| GOAL |
Reproduce every record below exactly as written, leaving out any pictures.

Items listed in a dataset:
-------

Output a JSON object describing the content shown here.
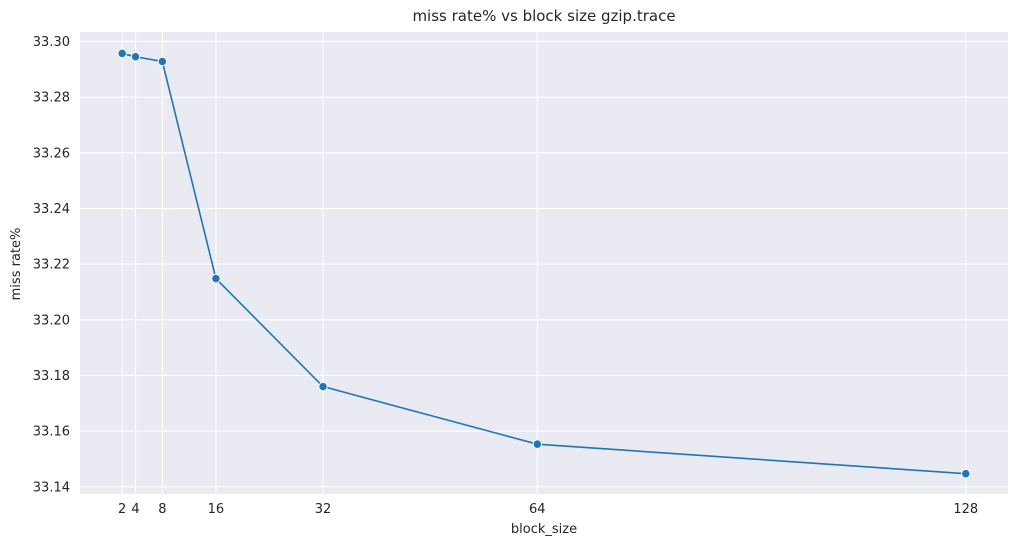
{
  "chart_data": {
    "type": "line",
    "title": "miss rate% vs block size gzip.trace",
    "xlabel": "block_size",
    "ylabel": "miss rate%",
    "x": [
      2,
      4,
      8,
      16,
      32,
      64,
      128
    ],
    "series": [
      {
        "values": [
          33.2957,
          33.2945,
          33.2928,
          33.2148,
          33.176,
          33.1553,
          33.1447
        ]
      }
    ],
    "xticks": [
      2,
      4,
      8,
      16,
      32,
      64,
      128
    ],
    "xtick_labels": [
      "2",
      "4",
      "8",
      "16",
      "32",
      "64",
      "128"
    ],
    "yticks": [
      33.14,
      33.16,
      33.18,
      33.2,
      33.22,
      33.24,
      33.26,
      33.28,
      33.3
    ],
    "ytick_labels": [
      "33.14",
      "33.16",
      "33.18",
      "33.20",
      "33.22",
      "33.24",
      "33.26",
      "33.28",
      "33.30"
    ],
    "xlim": [
      -4.3,
      134.3
    ],
    "ylim": [
      33.1374,
      33.3034
    ],
    "grid": true,
    "marker": "circle",
    "colors": {
      "line": "#1f77b4",
      "marker_edge": "#ffffff",
      "plot_background": "#eaeaf2",
      "grid": "#ffffff"
    }
  }
}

-------

| FINISHED TASK |
Output a JSON object describing the content shown here.
{
  "chart_data": {
    "type": "line",
    "title": "miss rate% vs block size gzip.trace",
    "xlabel": "block_size",
    "ylabel": "miss rate%",
    "x": [
      2,
      4,
      8,
      16,
      32,
      64,
      128
    ],
    "series": [
      {
        "values": [
          33.2957,
          33.2945,
          33.2928,
          33.2148,
          33.176,
          33.1553,
          33.1447
        ]
      }
    ],
    "xticks": [
      2,
      4,
      8,
      16,
      32,
      64,
      128
    ],
    "xtick_labels": [
      "2",
      "4",
      "8",
      "16",
      "32",
      "64",
      "128"
    ],
    "yticks": [
      33.14,
      33.16,
      33.18,
      33.2,
      33.22,
      33.24,
      33.26,
      33.28,
      33.3
    ],
    "ytick_labels": [
      "33.14",
      "33.16",
      "33.18",
      "33.20",
      "33.22",
      "33.24",
      "33.26",
      "33.28",
      "33.30"
    ],
    "xlim": [
      -4.3,
      134.3
    ],
    "ylim": [
      33.1374,
      33.3034
    ],
    "grid": true,
    "marker": "circle",
    "colors": {
      "line": "#1f77b4",
      "marker_edge": "#ffffff",
      "plot_background": "#eaeaf2",
      "grid": "#ffffff"
    }
  }
}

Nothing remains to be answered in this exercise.